Required work = From the listing below, pick out each line with the word "site".

-------- Supplied information

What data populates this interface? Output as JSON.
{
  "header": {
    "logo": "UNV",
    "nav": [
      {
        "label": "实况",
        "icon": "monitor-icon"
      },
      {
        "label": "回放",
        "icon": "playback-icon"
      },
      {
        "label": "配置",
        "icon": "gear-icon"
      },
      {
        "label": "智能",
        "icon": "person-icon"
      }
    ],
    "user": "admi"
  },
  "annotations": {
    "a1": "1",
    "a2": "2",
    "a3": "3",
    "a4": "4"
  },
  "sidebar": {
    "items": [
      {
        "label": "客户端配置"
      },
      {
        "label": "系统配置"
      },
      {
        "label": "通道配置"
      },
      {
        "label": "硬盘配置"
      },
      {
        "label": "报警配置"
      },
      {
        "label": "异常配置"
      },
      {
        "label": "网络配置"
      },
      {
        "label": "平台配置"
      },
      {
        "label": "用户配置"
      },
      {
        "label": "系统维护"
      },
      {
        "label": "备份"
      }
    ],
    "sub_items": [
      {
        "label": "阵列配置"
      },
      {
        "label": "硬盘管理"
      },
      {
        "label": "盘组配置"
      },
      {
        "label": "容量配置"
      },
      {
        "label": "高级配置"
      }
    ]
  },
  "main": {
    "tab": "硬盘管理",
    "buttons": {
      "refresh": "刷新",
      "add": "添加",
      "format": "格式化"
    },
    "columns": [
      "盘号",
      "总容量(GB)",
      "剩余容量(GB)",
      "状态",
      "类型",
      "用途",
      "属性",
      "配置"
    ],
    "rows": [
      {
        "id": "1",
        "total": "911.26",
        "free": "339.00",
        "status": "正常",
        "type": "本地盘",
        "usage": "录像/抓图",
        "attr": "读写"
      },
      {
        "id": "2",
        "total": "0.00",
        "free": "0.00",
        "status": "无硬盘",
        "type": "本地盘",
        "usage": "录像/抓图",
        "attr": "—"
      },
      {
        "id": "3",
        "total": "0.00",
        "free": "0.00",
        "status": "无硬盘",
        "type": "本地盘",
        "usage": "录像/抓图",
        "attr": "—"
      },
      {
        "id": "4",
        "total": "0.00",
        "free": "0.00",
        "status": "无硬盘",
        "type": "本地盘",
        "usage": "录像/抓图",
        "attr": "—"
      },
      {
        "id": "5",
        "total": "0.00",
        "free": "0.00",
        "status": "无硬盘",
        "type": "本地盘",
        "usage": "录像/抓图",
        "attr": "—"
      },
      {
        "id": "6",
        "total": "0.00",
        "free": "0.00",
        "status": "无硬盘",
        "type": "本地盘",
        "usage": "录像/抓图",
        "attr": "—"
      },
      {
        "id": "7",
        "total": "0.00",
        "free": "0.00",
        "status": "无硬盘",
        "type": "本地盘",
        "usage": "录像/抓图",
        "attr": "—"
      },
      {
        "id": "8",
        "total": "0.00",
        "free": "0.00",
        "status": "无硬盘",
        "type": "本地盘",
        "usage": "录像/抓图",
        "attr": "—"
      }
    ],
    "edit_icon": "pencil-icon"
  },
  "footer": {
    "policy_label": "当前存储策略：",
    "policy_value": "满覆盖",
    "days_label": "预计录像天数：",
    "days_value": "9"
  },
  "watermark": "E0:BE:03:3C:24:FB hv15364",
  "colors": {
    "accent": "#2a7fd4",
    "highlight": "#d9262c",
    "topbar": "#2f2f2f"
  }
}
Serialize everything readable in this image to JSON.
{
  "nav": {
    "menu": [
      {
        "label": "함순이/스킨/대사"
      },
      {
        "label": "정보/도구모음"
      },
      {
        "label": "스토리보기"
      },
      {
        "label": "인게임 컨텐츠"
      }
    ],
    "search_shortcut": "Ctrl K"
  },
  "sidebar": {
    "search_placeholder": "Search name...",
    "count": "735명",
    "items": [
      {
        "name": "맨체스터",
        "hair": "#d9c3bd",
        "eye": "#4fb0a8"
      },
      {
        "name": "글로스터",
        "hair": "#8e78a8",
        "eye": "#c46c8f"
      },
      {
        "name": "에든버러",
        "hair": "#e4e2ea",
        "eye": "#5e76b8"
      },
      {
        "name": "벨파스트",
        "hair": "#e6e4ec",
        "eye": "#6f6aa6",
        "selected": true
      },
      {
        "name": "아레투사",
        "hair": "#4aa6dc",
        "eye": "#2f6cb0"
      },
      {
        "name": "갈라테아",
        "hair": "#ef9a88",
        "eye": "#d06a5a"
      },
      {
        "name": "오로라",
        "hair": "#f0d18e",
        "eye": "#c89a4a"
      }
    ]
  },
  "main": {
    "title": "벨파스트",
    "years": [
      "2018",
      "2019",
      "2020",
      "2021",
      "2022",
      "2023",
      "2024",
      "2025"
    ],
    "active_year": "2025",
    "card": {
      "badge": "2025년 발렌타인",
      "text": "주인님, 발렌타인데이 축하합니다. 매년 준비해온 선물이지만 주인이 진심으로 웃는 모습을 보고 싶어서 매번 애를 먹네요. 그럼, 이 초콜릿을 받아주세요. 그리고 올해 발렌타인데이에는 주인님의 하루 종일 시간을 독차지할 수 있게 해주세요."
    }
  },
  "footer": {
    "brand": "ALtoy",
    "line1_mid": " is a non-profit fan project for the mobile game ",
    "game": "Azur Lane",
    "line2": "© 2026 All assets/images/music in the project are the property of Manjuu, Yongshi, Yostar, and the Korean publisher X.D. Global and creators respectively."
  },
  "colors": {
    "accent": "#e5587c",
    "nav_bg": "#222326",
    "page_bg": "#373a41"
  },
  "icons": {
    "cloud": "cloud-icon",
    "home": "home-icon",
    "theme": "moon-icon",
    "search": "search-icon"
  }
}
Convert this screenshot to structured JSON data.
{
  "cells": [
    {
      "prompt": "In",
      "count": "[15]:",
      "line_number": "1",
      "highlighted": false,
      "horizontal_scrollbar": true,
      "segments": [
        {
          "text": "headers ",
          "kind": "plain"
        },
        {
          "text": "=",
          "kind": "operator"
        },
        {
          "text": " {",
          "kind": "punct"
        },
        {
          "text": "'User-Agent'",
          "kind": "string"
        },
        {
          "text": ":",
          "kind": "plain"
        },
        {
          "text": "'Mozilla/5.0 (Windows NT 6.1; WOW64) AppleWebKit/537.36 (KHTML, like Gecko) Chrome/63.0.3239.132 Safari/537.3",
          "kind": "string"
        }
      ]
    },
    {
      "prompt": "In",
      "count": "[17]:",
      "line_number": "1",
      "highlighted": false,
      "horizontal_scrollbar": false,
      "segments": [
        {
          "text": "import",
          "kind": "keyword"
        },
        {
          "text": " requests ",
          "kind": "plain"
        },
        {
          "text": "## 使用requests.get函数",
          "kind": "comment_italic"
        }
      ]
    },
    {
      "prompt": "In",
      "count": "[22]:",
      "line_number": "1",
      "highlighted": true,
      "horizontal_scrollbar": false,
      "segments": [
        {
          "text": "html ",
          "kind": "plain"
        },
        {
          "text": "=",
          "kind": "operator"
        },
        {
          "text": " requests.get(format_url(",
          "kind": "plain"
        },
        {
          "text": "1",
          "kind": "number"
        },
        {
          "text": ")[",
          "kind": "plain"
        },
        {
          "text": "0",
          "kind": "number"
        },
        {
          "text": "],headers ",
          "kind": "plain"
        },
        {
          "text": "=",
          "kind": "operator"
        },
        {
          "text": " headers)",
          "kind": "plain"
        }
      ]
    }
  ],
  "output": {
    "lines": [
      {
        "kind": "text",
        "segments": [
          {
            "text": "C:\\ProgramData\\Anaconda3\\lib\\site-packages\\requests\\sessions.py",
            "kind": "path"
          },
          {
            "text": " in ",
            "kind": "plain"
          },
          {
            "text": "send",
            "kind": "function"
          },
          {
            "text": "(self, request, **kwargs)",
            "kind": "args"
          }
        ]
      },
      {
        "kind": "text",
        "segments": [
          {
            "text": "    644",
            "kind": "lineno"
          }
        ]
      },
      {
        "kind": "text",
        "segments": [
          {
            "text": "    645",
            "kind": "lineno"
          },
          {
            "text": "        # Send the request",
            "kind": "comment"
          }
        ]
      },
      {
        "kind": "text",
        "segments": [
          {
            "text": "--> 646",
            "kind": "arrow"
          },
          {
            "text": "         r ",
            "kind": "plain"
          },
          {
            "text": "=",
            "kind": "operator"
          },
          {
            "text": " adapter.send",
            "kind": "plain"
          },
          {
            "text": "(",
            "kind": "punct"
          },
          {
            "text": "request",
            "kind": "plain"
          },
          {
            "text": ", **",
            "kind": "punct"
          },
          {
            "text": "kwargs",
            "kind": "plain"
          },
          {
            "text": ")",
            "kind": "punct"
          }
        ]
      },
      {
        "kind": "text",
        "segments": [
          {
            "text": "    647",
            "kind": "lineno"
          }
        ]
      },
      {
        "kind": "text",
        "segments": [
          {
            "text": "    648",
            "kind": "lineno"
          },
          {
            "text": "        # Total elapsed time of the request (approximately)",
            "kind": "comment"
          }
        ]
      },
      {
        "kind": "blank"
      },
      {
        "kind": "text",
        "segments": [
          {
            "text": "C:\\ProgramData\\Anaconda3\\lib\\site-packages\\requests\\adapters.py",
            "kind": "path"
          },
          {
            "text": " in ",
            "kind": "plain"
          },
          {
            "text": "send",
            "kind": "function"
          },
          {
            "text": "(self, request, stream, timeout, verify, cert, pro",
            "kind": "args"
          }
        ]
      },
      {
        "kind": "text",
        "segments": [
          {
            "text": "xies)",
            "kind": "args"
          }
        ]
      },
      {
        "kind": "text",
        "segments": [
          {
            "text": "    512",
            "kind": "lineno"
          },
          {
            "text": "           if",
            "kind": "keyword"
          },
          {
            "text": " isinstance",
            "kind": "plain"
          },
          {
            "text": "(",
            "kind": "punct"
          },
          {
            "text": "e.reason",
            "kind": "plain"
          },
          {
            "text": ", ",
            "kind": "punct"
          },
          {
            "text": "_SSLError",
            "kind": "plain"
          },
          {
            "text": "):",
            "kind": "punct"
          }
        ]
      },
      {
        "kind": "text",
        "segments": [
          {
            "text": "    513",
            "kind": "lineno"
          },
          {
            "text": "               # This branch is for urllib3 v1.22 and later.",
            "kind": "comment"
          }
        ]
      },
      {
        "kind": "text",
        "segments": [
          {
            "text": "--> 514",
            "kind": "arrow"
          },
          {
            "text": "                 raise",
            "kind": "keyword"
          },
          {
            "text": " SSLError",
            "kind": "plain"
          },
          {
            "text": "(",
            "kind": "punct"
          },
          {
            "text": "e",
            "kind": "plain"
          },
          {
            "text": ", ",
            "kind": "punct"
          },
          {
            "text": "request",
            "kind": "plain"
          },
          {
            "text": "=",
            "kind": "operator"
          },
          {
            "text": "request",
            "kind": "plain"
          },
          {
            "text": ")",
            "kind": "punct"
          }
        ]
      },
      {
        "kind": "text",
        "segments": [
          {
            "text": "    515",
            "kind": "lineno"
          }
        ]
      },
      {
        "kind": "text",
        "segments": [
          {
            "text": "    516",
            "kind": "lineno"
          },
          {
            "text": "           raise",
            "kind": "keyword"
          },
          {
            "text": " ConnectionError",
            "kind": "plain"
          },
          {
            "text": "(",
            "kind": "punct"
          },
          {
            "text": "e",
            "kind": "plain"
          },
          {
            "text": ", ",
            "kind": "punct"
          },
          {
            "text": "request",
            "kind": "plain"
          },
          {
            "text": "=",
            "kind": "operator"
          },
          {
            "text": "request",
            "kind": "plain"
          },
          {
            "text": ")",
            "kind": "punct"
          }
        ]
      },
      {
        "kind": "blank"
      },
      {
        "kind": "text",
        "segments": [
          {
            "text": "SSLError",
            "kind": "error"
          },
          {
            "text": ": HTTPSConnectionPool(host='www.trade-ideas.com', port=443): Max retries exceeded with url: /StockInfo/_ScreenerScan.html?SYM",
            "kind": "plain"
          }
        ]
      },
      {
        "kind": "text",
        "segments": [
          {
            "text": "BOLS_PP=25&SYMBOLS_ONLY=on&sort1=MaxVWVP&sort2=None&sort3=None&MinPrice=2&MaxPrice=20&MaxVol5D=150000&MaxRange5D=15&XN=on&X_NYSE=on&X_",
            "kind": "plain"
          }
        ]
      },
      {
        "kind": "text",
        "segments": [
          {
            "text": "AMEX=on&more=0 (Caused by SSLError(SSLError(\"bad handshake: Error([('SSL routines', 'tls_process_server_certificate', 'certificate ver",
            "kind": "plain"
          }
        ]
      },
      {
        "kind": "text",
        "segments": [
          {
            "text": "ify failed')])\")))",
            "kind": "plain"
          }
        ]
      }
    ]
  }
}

----------------

Reply to the exercise =
            "text": "C:\\ProgramData\\Anaconda3\\lib\\site-packages\\requests\\sessions.py",
            "text": "C:\\ProgramData\\Anaconda3\\lib\\site-packages\\requests\\adapters.py",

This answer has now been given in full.